**Recorded data:**
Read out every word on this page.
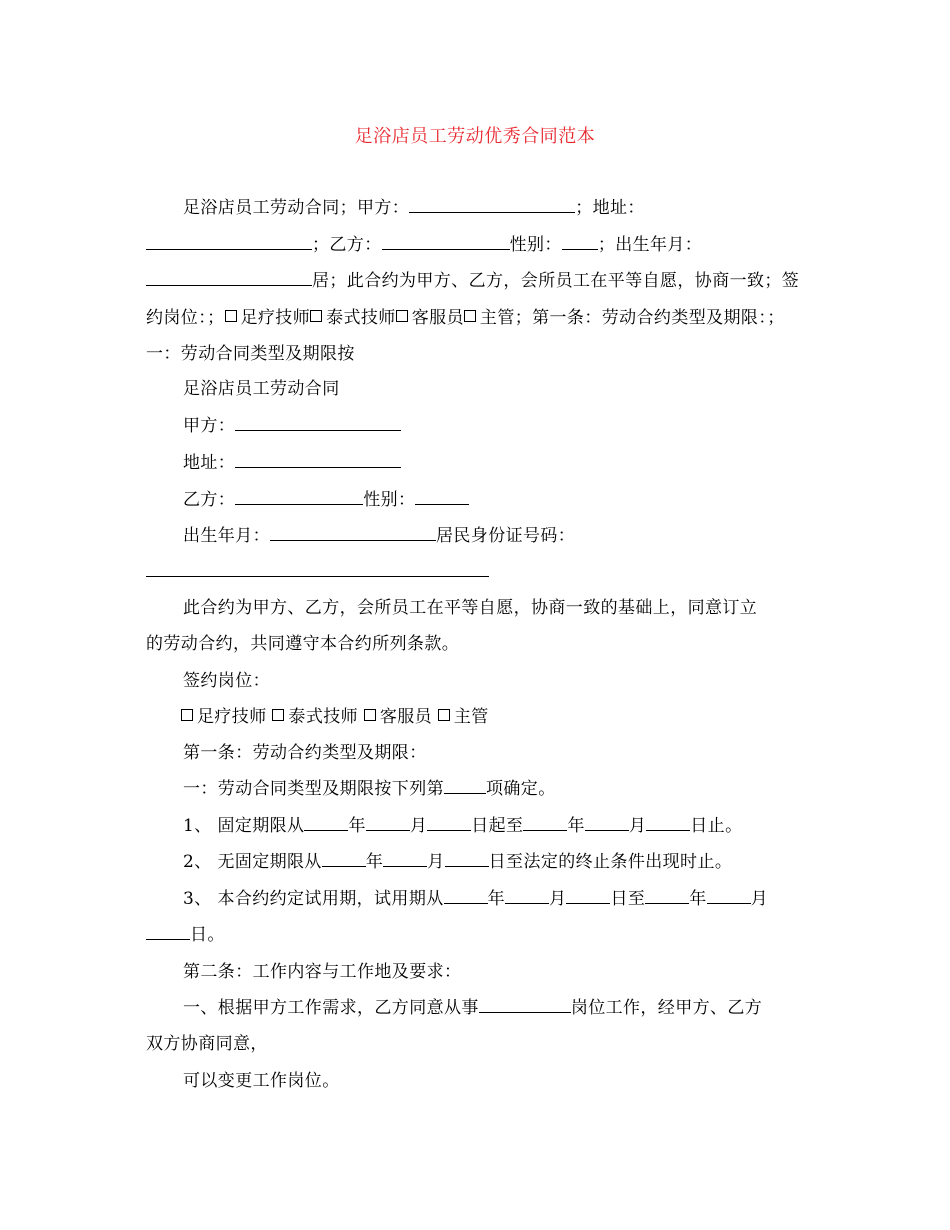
足浴店员工劳动优秀合同范本
足浴店员工劳动合同；甲方：	；地址：；乙方：	性别： ；出生年月：居；此合约为甲方、乙方，会所员工在平等自愿，协商一致；签约岗位：； 足疗技师 泰式技师 客服员 主管；第一条：劳动合约类型及期限：；一：劳动合同类型及期限按
足浴店员工劳动合同
甲方：
地址：
乙方：	性别：
出生年月：	居民身份证号码：
此合约为甲方、乙方，会所员工在平等自愿，协商一致的基础上，同意订立
的劳动合约，共同遵守本合约所列条款。
签约岗位：
足疗技师 泰式技师 客服员 主管
第一条：劳动合约类型及期限：
一：劳动合同类型及期限按下列第 项确定。
1、 固定期限从	年	月	日起至	年	月	日止。
2、 无固定期限从	年	月	日至法定的终止条件出现时止。
3、 本合约约定试用期，试用期从	年	月	日至	年	月
日。
第二条：工作内容与工作地及要求：
一、根据甲方工作需求，乙方同意从事	岗位工作，经甲方、乙方
双方协商同意，
可以变更工作岗位。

**What you are asked to do:** Each entry should be repeated exactly as it appears; the pictures stay out.

**Solution for this task:**
Read out every word on this page.
足浴店员工劳动优秀合同范本
足浴店员工劳动合同；甲方：	；地址：；乙方：	性别： ；出生年月：居；此合约为甲方、乙方，会所员工在平等自愿，协商一致；签约岗位：； 足疗技师 泰式技师 客服员 主管；第一条：劳动合约类型及期限：；一：劳动合同类型及期限按
足浴店员工劳动合同
甲方：
地址：
乙方：	性别：
出生年月：	居民身份证号码：
此合约为甲方、乙方，会所员工在平等自愿，协商一致的基础上，同意订立
的劳动合约，共同遵守本合约所列条款。
签约岗位：
足疗技师 泰式技师 客服员 主管
第一条：劳动合约类型及期限：
一：劳动合同类型及期限按下列第 项确定。
1、 固定期限从	年	月	日起至	年	月	日止。
2、 无固定期限从	年	月	日至法定的终止条件出现时止。
3、 本合约约定试用期，试用期从	年	月	日至	年	月
日。
第二条：工作内容与工作地及要求：
一、根据甲方工作需求，乙方同意从事	岗位工作，经甲方、乙方
双方协商同意，
可以变更工作岗位。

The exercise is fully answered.